— start of RECORDS FOR PROCESSING —

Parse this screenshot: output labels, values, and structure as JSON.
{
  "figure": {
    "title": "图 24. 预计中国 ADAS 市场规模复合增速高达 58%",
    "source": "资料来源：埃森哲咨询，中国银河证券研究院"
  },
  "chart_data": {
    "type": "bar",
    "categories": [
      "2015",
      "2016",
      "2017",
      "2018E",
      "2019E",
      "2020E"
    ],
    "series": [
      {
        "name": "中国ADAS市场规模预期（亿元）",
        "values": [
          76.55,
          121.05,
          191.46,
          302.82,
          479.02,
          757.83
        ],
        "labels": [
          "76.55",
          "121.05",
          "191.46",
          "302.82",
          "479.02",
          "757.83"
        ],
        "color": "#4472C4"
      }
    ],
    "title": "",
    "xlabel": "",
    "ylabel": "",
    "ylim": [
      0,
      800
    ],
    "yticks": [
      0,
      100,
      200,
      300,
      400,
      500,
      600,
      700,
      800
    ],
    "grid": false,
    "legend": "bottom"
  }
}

— end of RECORDS FOR PROCESSING —

*WHAT YOU SHOULD DO*
Your task is to extract all of the records exactly.

*TASK RESPONSE*
Parse this screenshot: output labels, values, and structure as JSON.
{
  "figure": {
    "title": "图 24. 预计中国 ADAS 市场规模复合增速高达 58%",
    "source": "资料来源：埃森哲咨询，中国银河证券研究院"
  },
  "chart_data": {
    "type": "bar",
    "categories": [
      "2015",
      "2016",
      "2017",
      "2018E",
      "2019E",
      "2020E"
    ],
    "series": [
      {
        "name": "中国ADAS市场规模预期（亿元）",
        "values": [
          76.55,
          121.05,
          191.46,
          302.82,
          479.02,
          757.83
        ],
        "labels": [
          "76.55",
          "121.05",
          "191.46",
          "302.82",
          "479.02",
          "757.83"
        ],
        "color": "#4472C4"
      }
    ],
    "title": "",
    "xlabel": "",
    "ylabel": "",
    "ylim": [
      0,
      800
    ],
    "yticks": [
      0,
      100,
      200,
      300,
      400,
      500,
      600,
      700,
      800
    ],
    "grid": false,
    "legend": "bottom"
  }
}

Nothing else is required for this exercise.